**STATED EXERCISE:** Copy out each line below that has the word "this" in it.

**ITEMS:**
● ● ●
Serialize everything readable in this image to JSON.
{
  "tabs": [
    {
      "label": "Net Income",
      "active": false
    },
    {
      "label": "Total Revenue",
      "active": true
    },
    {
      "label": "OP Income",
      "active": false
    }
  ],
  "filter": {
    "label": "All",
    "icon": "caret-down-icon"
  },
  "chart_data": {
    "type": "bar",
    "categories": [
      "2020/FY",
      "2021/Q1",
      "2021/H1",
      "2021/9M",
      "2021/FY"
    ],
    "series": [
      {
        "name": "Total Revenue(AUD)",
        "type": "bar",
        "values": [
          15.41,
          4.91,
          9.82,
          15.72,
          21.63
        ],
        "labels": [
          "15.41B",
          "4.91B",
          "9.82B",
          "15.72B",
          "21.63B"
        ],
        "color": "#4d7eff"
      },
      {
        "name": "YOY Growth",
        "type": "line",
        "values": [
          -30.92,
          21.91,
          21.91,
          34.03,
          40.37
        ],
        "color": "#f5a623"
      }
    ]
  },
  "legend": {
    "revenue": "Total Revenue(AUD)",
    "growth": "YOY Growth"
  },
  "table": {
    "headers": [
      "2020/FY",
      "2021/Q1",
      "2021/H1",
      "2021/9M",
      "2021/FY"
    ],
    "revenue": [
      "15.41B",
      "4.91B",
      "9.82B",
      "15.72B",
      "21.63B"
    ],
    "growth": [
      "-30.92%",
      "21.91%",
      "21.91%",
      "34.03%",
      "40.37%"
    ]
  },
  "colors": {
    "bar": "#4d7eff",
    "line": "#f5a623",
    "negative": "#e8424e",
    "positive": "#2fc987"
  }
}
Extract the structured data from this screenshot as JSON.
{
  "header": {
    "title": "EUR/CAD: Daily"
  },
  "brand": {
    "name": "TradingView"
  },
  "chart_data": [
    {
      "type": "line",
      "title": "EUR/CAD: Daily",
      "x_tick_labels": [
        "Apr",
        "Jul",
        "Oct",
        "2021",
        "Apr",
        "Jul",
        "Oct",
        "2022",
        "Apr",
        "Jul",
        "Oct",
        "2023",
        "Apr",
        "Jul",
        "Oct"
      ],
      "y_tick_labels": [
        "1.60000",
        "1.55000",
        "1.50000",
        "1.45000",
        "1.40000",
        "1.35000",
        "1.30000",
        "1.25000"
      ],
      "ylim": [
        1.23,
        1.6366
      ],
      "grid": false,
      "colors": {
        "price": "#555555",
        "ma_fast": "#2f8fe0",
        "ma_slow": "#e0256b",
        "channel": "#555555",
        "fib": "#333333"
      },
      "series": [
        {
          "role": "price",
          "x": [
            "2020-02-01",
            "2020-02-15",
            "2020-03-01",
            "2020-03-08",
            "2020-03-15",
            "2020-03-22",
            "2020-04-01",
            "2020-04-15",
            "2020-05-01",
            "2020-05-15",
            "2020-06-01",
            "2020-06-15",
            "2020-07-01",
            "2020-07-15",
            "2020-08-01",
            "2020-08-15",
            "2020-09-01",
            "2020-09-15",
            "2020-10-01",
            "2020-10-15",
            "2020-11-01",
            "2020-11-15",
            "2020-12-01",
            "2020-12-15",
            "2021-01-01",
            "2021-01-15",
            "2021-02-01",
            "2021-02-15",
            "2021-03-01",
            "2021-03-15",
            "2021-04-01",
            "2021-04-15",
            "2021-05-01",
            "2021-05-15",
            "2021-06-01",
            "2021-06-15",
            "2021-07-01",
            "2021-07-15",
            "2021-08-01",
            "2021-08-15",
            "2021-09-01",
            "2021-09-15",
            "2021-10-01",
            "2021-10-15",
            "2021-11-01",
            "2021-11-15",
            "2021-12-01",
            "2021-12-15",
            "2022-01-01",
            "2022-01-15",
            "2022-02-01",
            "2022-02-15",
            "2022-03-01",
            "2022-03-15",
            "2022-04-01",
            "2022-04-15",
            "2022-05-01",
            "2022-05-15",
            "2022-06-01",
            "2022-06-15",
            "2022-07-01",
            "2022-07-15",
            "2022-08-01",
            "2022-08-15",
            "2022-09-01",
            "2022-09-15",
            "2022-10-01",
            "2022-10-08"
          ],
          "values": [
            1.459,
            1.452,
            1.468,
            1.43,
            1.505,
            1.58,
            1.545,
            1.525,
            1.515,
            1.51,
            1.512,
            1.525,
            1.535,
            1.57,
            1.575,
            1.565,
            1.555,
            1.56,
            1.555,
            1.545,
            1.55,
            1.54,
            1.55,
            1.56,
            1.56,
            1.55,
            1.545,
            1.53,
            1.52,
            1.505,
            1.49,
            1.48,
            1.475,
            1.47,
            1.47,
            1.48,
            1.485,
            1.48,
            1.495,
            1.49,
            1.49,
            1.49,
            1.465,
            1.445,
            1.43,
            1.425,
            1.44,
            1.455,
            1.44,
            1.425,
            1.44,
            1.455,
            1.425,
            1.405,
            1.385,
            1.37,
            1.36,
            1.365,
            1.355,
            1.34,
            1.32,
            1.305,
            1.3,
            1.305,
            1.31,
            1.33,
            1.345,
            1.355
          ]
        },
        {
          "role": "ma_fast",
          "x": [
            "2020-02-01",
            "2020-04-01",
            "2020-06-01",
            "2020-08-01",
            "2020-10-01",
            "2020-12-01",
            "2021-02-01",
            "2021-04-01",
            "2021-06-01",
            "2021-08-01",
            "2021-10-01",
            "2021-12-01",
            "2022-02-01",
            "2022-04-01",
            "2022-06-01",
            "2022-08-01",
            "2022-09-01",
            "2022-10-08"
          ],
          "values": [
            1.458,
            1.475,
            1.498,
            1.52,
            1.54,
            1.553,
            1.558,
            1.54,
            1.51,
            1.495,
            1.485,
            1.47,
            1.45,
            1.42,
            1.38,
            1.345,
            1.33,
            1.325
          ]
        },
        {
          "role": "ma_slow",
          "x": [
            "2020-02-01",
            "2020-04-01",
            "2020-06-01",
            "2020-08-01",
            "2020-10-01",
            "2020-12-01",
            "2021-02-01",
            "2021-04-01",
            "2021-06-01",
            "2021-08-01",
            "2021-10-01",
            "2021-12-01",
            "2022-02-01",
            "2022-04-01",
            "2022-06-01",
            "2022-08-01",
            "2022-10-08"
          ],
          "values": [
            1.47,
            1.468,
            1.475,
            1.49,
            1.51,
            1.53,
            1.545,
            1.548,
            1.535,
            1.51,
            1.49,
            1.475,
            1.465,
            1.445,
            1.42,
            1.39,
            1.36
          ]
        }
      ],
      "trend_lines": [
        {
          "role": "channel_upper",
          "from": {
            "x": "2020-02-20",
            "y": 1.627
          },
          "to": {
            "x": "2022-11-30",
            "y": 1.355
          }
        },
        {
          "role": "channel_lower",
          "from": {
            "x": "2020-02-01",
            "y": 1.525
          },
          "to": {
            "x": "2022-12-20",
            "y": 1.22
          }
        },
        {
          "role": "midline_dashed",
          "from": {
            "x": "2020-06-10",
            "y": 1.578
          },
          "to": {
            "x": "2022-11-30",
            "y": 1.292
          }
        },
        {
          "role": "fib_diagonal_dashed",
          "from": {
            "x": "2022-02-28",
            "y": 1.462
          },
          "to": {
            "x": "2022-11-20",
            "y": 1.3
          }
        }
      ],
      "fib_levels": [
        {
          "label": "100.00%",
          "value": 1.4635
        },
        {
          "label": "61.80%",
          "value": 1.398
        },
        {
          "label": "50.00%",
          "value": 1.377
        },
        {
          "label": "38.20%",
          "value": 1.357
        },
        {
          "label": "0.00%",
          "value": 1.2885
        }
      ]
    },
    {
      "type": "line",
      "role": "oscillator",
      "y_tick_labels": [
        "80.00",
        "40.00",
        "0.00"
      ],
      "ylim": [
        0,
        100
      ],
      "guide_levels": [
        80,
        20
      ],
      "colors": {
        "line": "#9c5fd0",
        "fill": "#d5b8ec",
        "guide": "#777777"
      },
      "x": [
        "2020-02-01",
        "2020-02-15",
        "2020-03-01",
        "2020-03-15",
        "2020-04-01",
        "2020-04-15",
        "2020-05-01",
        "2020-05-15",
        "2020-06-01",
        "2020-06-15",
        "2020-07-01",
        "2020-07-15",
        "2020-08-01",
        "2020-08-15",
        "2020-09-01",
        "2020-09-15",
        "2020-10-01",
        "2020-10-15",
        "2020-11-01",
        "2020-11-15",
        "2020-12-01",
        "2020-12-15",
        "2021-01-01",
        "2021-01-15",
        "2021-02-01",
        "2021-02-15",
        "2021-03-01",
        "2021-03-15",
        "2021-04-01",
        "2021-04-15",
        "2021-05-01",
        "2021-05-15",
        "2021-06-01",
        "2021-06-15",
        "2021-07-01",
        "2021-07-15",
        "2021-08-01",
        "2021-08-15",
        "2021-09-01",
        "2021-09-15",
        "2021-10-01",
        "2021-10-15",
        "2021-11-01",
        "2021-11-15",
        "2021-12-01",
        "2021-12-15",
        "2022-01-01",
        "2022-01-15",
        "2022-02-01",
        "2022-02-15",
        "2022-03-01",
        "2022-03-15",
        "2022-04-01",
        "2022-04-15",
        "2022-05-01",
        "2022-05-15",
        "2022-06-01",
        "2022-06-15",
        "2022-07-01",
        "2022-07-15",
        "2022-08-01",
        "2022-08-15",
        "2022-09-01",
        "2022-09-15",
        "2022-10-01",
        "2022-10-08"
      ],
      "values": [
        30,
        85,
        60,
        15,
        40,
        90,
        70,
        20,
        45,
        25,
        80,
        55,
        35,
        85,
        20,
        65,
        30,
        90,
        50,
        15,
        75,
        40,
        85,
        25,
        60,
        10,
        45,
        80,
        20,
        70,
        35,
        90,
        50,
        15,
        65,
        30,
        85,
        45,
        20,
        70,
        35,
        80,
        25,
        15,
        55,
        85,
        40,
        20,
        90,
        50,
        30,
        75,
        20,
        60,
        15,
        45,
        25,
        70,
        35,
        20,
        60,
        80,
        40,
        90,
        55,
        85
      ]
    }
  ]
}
● ● ●
**WRITTEN SOLUTION:**
Serialize everything readable in this image to JSON.
Extract the structured data from this screenshot as JSON.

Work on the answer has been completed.